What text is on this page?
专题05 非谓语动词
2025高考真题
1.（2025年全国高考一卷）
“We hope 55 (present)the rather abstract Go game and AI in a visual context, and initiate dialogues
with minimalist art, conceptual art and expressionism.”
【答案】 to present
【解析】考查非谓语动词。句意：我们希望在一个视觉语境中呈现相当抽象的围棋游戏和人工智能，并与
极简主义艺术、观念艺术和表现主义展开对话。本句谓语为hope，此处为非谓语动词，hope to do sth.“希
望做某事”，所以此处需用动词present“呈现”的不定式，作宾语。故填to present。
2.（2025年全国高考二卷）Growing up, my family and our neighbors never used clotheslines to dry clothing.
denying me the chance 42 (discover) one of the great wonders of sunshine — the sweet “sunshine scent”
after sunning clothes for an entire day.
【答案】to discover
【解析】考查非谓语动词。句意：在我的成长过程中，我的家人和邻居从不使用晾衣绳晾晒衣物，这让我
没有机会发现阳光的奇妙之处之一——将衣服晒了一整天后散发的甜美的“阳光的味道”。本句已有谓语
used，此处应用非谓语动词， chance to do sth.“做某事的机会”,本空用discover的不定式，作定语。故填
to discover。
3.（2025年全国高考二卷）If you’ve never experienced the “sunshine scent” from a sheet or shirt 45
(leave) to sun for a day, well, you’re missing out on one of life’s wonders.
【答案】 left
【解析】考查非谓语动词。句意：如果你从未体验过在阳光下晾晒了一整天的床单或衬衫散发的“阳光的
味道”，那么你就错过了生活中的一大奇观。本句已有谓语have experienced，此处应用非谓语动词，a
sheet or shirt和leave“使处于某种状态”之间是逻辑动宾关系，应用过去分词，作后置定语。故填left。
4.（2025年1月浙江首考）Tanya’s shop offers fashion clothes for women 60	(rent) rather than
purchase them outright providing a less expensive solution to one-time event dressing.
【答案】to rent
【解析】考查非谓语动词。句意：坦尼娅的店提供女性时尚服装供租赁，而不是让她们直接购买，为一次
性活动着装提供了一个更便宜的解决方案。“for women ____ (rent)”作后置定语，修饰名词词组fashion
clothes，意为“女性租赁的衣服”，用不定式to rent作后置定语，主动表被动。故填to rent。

▶ _INSTRUCTION_: Copy all lines from the material that contain "wonders".

▶ _CORRECT RESPONSE_:
denying me the chance 42 (discover) one of the great wonders of sunshine — the sweet “sunshine scent”
(leave) to sun for a day, well, you’re missing out on one of life’s wonders.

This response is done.